◆ Provided material:
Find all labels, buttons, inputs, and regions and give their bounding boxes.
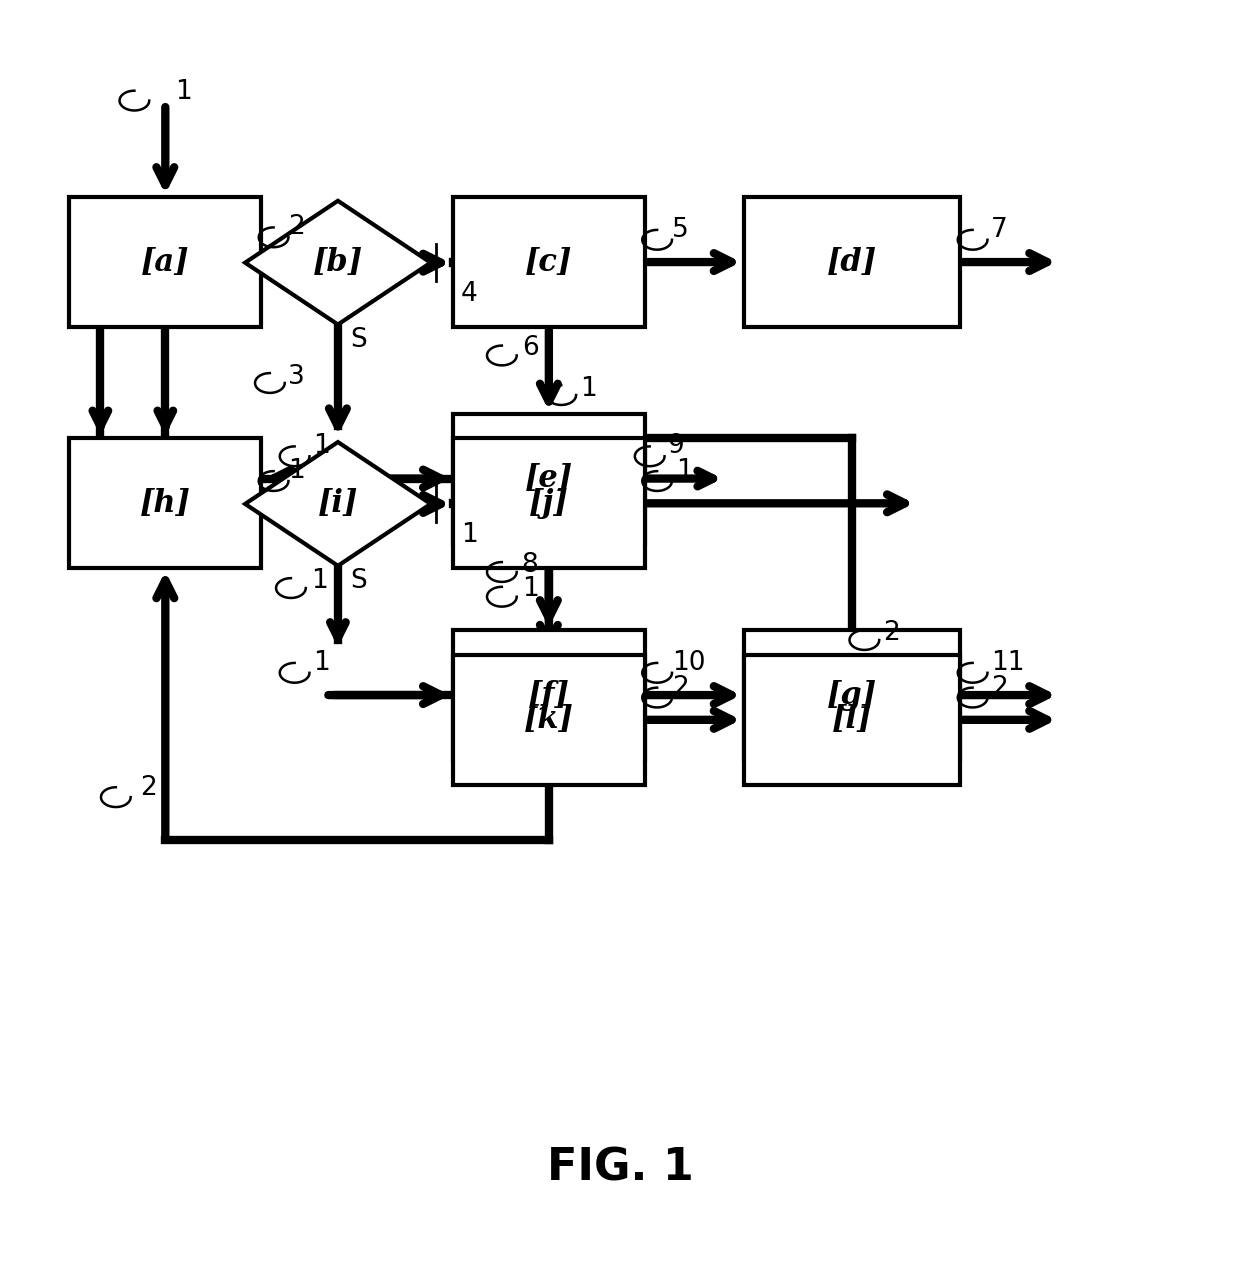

...

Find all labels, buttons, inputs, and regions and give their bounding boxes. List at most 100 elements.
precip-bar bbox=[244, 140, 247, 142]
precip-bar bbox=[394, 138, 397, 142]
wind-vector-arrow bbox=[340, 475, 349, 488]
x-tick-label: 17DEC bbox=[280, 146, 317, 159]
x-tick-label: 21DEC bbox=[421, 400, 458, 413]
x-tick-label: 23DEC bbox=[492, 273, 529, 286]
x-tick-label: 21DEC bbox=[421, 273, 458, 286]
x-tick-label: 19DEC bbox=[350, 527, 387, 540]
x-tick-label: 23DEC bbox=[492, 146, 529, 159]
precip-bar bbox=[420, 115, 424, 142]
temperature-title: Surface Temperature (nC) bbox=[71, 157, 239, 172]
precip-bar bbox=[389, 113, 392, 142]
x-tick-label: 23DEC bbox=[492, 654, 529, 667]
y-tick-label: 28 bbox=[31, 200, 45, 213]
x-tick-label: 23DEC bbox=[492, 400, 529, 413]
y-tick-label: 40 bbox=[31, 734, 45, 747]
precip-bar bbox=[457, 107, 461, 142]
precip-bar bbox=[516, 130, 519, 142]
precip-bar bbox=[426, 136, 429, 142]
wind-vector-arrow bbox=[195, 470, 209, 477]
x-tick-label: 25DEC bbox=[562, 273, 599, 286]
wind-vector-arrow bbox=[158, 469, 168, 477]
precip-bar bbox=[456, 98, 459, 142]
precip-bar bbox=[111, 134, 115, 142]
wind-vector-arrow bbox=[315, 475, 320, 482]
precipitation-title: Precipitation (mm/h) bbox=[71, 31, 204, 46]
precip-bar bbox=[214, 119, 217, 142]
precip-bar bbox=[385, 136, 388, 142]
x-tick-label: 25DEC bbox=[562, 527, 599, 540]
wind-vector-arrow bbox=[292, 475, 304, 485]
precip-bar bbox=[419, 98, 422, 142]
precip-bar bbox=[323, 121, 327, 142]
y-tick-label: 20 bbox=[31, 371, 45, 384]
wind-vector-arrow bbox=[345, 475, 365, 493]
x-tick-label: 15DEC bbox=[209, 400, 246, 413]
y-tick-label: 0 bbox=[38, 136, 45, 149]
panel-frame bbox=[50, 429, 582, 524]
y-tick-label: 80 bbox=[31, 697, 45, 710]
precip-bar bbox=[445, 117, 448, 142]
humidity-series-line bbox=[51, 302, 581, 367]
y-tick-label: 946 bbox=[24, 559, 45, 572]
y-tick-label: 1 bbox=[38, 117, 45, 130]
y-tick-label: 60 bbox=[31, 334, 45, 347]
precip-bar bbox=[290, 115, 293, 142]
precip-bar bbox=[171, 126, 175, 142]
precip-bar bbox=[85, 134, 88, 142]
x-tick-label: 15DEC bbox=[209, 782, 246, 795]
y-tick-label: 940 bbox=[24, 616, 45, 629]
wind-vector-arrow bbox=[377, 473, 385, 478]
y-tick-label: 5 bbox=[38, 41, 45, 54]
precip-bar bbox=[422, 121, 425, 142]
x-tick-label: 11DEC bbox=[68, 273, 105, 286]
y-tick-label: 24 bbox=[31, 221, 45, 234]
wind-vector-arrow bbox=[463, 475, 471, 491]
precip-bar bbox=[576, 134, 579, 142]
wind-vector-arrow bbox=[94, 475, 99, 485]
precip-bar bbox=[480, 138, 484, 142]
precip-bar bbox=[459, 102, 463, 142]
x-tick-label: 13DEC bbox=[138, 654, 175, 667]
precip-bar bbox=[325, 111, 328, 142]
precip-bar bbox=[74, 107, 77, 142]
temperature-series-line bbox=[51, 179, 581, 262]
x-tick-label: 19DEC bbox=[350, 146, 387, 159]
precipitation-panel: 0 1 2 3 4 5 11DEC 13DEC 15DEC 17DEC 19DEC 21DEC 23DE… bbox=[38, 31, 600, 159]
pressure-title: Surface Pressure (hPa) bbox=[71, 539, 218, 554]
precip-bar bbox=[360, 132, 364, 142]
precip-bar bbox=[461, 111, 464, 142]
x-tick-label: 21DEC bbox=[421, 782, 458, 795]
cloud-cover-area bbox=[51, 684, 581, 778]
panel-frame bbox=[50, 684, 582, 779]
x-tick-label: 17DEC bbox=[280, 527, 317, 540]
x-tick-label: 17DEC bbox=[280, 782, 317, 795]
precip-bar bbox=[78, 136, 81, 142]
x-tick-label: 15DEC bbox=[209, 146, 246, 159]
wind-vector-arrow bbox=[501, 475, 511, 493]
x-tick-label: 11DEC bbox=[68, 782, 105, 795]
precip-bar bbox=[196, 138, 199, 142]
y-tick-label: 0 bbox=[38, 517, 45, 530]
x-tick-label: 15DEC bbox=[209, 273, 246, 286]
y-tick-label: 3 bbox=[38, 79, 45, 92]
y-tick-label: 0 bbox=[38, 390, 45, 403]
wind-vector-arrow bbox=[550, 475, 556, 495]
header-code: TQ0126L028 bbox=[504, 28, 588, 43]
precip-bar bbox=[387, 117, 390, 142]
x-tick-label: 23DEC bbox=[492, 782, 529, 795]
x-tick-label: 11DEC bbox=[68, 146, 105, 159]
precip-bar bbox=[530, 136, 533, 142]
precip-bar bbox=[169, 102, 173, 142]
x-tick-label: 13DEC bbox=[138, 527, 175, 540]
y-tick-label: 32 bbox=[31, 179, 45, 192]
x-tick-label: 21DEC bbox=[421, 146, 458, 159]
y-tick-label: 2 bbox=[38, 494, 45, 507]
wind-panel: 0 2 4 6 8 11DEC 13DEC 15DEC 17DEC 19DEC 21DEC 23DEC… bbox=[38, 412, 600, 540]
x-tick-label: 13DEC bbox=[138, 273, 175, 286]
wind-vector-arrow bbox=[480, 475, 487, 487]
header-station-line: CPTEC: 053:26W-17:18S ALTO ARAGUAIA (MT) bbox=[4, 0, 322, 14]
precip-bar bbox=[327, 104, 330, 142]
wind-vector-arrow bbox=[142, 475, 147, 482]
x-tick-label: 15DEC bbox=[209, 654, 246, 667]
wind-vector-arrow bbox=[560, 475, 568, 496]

* * *

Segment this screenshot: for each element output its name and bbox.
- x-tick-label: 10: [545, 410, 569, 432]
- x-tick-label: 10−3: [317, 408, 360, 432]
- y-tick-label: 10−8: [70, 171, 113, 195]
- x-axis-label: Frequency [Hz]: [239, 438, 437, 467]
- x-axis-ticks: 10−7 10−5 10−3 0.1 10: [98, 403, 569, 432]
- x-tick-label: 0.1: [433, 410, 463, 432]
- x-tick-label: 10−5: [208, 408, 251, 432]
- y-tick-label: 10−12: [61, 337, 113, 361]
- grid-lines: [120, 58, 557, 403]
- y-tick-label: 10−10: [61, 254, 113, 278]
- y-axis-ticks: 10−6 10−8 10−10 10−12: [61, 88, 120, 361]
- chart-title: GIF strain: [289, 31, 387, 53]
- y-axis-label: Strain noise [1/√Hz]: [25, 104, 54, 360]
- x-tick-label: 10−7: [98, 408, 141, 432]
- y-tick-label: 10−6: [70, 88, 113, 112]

◆ Written problem: Could you give the listing's lines as a numbered list, starting at the line containing "most 100 elements." and ending at the line containing "precip-bar bbox=[422, 121, 425, 142]", with blank lines left out?

◆ Output of the task:
1. Find all labels, buttons, inputs, and regions and give their bounding boxes. List at most 100 elements.
2. precip-bar bbox=[244, 140, 247, 142]
3. precip-bar bbox=[394, 138, 397, 142]
4. wind-vector-arrow bbox=[340, 475, 349, 488]
5. x-tick-label: 17DEC bbox=[280, 146, 317, 159]
6. x-tick-label: 21DEC bbox=[421, 400, 458, 413]
7. x-tick-label: 23DEC bbox=[492, 273, 529, 286]
8. x-tick-label: 21DEC bbox=[421, 273, 458, 286]
9. x-tick-label: 19DEC bbox=[350, 527, 387, 540]
10. x-tick-label: 23DEC bbox=[492, 146, 529, 159]
11. precip-bar bbox=[420, 115, 424, 142]
12. temperature-title: Surface Temperature (nC) bbox=[71, 157, 239, 172]
13. precip-bar bbox=[389, 113, 392, 142]
14. x-tick-label: 23DEC bbox=[492, 654, 529, 667]
15. y-tick-label: 28 bbox=[31, 200, 45, 213]
16. x-tick-label: 23DEC bbox=[492, 400, 529, 413]
17. y-tick-label: 40 bbox=[31, 734, 45, 747]
18. precip-bar bbox=[457, 107, 461, 142]
19. precip-bar bbox=[516, 130, 519, 142]
20. precip-bar bbox=[426, 136, 429, 142]
21. wind-vector-arrow bbox=[195, 470, 209, 477]
22. x-tick-label: 25DEC bbox=[562, 273, 599, 286]
23. wind-vector-arrow bbox=[158, 469, 168, 477]
24. precip-bar bbox=[456, 98, 459, 142]
25. precip-bar bbox=[111, 134, 115, 142]
26. wind-vector-arrow bbox=[315, 475, 320, 482]
27. precipitation-title: Precipitation (mm/h) bbox=[71, 31, 204, 46]
28. precip-bar bbox=[214, 119, 217, 142]
29. precip-bar bbox=[385, 136, 388, 142]
30. x-tick-label: 25DEC bbox=[562, 527, 599, 540]
31. wind-vector-arrow bbox=[292, 475, 304, 485]
32. precip-bar bbox=[419, 98, 422, 142]
33. precip-bar bbox=[323, 121, 327, 142]
34. y-tick-label: 20 bbox=[31, 371, 45, 384]
35. wind-vector-arrow bbox=[345, 475, 365, 493]
36. x-tick-label: 15DEC bbox=[209, 400, 246, 413]
37. y-tick-label: 0 bbox=[38, 136, 45, 149]
38. panel-frame bbox=[50, 429, 582, 524]
39. y-tick-label: 80 bbox=[31, 697, 45, 710]
40. precip-bar bbox=[445, 117, 448, 142]
41. humidity-series-line bbox=[51, 302, 581, 367]
42. y-tick-label: 946 bbox=[24, 559, 45, 572]
43. y-tick-label: 1 bbox=[38, 117, 45, 130]
44. y-tick-label: 60 bbox=[31, 334, 45, 347]
45. precip-bar bbox=[290, 115, 293, 142]
46. precip-bar bbox=[171, 126, 175, 142]
47. precip-bar bbox=[85, 134, 88, 142]
48. x-tick-label: 15DEC bbox=[209, 782, 246, 795]
49. y-tick-label: 940 bbox=[24, 616, 45, 629]
50. wind-vector-arrow bbox=[377, 473, 385, 478]
51. y-tick-label: 5 bbox=[38, 41, 45, 54]
52. precip-bar bbox=[422, 121, 425, 142]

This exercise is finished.